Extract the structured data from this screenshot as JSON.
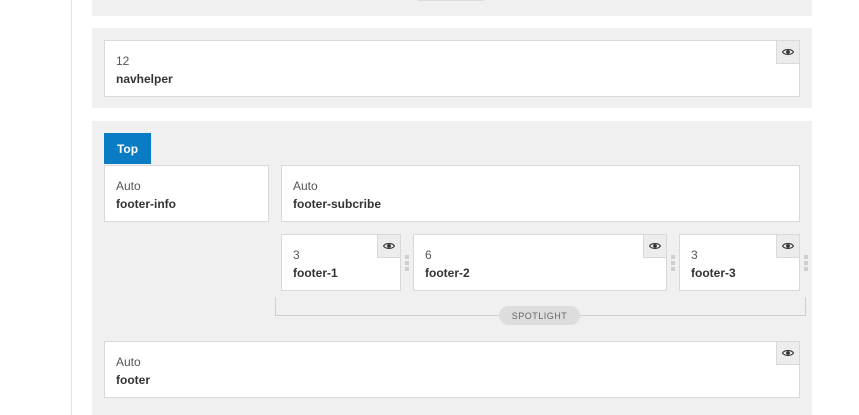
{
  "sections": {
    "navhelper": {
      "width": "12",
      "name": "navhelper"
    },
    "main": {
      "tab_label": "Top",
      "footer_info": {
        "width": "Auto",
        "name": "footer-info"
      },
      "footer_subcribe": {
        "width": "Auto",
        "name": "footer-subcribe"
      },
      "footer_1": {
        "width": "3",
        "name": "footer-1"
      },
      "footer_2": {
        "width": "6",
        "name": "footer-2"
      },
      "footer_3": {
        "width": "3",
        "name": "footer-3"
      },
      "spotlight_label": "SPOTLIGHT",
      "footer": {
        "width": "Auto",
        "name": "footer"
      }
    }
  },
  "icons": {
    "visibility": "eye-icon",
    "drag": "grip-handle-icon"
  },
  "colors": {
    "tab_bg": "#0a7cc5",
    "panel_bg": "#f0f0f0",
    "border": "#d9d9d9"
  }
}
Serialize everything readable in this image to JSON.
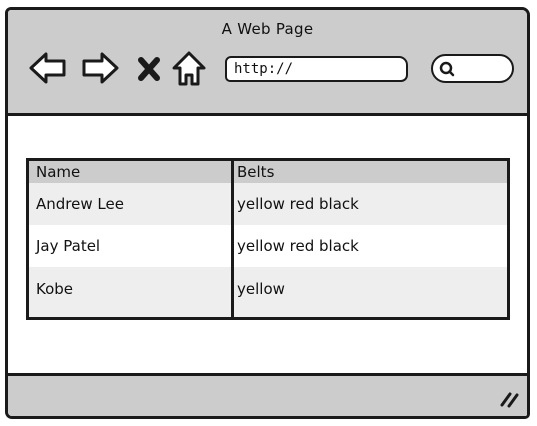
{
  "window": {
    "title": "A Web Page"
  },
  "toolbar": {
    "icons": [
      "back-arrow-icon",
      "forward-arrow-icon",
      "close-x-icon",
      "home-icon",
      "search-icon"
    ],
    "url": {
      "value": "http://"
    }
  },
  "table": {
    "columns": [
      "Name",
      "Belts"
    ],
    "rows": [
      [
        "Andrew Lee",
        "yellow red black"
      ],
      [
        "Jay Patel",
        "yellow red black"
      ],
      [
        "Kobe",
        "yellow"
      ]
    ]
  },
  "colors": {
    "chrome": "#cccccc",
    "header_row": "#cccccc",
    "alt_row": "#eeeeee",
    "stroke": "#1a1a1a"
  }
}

+ + + + + + +

YOUR TASK:
Quote exactly the lines from the one that contains "Serialize everything readable" through the end of the listing above, both ends included, leaving out the pictures.

THE RESPONSE:
Serialize everything readable in this image to JSON.
{
  "window": {
    "title": "A Web Page"
  },
  "toolbar": {
    "icons": [
      "back-arrow-icon",
      "forward-arrow-icon",
      "close-x-icon",
      "home-icon",
      "search-icon"
    ],
    "url": {
      "value": "http://"
    }
  },
  "table": {
    "columns": [
      "Name",
      "Belts"
    ],
    "rows": [
      [
        "Andrew Lee",
        "yellow red black"
      ],
      [
        "Jay Patel",
        "yellow red black"
      ],
      [
        "Kobe",
        "yellow"
      ]
    ]
  },
  "colors": {
    "chrome": "#cccccc",
    "header_row": "#cccccc",
    "alt_row": "#eeeeee",
    "stroke": "#1a1a1a"
  }
}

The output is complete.